**Do this:** Filter the records below for the word "stats". Copy each line that holds it.

Records about charts and figures:
========================

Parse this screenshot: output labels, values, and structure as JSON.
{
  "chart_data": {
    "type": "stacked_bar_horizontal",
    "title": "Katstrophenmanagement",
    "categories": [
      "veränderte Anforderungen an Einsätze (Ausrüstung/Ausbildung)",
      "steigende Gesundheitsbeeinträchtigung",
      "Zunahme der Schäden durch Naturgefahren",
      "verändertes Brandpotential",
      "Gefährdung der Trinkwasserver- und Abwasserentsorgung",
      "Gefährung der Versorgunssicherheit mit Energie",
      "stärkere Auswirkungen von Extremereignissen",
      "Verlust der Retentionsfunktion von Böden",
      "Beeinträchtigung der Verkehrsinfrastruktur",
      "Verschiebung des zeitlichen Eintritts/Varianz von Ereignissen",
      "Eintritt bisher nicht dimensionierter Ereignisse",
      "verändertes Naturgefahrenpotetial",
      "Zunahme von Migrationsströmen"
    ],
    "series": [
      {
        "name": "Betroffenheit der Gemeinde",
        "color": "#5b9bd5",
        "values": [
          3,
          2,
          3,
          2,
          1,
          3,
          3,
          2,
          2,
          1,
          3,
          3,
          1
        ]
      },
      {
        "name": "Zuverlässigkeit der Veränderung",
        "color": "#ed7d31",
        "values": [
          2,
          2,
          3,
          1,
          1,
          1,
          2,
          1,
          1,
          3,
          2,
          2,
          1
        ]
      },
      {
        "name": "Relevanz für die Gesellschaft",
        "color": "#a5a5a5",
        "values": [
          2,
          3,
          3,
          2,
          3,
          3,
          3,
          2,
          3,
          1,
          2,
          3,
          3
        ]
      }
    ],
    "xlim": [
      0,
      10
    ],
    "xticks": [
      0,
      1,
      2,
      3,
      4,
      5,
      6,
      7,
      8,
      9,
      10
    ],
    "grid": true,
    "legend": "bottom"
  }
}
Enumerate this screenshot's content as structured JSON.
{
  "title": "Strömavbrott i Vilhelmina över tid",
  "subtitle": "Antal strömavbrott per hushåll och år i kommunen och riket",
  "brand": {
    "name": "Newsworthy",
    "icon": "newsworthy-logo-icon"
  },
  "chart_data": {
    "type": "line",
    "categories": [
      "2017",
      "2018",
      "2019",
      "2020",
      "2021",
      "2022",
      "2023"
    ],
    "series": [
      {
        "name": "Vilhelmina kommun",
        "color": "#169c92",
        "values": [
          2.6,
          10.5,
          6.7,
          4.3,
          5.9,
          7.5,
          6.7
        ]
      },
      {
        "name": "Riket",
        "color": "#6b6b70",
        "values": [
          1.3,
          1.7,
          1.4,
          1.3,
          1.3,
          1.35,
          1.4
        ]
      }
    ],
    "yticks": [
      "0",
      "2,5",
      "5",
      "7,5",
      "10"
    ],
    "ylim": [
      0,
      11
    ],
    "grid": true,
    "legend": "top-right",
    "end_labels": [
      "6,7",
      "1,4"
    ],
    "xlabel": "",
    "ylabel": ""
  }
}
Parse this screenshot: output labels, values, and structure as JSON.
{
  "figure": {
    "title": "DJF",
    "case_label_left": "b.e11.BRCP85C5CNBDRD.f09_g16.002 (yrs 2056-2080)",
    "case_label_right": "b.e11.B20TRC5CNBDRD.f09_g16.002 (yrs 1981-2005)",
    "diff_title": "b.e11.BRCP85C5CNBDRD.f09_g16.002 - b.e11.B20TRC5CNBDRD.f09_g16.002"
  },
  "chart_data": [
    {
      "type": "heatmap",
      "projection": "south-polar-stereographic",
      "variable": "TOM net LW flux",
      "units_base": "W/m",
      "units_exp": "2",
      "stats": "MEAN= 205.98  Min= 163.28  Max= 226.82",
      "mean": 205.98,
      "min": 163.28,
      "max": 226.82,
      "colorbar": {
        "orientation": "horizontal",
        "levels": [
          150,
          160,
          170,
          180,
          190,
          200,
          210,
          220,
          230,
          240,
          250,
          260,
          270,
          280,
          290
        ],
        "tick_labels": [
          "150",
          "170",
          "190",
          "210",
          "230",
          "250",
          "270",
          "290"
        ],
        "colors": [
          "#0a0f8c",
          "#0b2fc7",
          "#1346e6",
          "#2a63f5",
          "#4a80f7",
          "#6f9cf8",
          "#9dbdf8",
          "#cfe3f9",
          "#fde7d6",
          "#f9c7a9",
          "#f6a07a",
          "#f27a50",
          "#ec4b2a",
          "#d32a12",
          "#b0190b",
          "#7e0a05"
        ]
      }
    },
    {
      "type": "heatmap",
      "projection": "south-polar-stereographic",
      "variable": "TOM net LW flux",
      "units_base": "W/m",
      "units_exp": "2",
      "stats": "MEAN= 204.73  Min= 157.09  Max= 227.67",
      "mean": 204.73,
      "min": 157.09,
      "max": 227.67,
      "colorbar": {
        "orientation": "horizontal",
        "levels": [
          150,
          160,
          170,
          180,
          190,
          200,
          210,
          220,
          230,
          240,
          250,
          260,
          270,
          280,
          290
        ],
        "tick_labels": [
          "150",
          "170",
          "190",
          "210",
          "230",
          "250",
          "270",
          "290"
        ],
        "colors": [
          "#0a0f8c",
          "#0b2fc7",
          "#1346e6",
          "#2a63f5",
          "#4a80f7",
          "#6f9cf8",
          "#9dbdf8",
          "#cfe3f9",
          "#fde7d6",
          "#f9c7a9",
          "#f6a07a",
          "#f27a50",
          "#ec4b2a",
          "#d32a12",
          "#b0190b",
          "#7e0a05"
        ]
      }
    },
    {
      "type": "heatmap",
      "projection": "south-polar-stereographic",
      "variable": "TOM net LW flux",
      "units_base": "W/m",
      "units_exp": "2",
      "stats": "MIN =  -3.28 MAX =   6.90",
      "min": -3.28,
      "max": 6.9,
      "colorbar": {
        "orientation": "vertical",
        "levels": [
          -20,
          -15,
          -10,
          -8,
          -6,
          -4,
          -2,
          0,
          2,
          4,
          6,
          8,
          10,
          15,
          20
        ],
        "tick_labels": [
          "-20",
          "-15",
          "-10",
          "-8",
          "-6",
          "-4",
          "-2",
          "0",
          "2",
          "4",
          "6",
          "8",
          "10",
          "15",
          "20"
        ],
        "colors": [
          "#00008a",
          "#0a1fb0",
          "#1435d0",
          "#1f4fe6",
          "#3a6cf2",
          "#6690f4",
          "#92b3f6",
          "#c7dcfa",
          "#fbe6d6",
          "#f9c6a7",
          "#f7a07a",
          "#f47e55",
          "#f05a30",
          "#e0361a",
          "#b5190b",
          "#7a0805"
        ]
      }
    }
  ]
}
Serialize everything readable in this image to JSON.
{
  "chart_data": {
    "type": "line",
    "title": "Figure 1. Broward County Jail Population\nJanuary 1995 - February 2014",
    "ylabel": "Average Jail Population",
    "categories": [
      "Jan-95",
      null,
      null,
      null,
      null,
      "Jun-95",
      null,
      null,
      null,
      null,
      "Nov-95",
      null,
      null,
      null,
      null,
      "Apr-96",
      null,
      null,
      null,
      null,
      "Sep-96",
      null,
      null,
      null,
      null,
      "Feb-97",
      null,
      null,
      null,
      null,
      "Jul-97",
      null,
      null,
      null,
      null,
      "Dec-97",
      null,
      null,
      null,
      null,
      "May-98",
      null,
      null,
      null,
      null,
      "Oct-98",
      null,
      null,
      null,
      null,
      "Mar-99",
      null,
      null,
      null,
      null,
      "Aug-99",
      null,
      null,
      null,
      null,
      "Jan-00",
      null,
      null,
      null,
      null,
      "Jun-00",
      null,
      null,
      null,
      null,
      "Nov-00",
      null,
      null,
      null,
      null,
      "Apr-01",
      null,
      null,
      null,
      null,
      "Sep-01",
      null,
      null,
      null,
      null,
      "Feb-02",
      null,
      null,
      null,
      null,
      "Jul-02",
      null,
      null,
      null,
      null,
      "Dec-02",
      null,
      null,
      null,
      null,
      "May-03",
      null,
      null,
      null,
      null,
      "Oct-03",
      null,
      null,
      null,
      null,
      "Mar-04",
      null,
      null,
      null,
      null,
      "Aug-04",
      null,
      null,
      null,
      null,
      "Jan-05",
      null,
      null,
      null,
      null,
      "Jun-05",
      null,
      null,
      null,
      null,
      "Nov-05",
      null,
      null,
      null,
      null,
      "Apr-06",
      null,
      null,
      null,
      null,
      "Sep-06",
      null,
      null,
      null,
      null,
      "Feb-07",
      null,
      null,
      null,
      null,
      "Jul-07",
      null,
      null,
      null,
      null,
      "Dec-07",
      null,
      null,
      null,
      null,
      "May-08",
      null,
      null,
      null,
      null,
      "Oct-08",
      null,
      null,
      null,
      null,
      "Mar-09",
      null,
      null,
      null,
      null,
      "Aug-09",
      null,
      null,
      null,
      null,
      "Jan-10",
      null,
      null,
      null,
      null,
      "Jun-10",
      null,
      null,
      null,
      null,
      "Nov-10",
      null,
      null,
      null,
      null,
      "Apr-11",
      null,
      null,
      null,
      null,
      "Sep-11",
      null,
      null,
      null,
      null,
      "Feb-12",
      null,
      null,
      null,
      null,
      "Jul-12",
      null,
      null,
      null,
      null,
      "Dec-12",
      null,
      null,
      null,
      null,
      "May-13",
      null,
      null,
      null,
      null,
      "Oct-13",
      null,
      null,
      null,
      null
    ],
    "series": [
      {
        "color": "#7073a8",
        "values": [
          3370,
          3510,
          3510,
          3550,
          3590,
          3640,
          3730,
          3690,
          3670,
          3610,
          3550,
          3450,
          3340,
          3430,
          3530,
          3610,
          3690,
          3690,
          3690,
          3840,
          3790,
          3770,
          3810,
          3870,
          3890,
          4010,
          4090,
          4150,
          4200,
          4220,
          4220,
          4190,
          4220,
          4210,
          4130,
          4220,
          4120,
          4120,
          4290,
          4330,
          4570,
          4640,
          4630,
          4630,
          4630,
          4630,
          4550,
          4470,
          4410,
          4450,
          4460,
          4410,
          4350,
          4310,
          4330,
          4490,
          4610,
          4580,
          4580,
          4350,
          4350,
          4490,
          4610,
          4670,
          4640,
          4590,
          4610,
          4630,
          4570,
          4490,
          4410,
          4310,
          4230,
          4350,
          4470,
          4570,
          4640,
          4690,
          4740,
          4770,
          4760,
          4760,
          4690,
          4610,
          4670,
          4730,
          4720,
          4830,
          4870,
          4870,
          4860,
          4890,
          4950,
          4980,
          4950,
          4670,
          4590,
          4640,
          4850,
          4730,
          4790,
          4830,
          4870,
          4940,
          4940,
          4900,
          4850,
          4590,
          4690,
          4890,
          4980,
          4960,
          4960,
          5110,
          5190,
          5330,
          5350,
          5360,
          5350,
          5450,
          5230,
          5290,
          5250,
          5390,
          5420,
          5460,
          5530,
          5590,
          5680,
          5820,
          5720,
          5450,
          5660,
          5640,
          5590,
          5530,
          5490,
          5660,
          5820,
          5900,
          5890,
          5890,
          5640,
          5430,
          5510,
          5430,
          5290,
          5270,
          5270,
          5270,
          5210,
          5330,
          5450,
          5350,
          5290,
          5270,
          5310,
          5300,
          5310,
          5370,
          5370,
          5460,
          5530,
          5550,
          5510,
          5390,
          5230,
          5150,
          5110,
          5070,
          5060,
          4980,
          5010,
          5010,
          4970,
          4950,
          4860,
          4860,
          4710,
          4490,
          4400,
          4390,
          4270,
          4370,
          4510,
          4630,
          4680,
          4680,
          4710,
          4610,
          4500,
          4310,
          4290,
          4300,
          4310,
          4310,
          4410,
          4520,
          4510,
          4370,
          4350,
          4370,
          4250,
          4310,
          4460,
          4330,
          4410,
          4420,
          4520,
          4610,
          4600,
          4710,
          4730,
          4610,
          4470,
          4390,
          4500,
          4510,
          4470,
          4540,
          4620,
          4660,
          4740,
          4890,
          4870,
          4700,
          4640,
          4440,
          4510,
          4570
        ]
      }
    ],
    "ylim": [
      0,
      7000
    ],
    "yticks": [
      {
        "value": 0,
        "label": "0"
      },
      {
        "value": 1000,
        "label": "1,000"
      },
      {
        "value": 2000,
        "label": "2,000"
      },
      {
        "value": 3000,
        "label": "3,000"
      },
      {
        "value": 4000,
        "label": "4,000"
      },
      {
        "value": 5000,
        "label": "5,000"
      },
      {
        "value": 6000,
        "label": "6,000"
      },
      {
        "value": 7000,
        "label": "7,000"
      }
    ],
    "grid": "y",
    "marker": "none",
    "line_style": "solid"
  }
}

========================

**Response to this task:**
      "stats": "MEAN= 205.98  Min= 163.28  Max= 226.82",
      "stats": "MEAN= 204.73  Min= 157.09  Max= 227.67",
      "stats": "MIN =  -3.28 MAX =   6.90",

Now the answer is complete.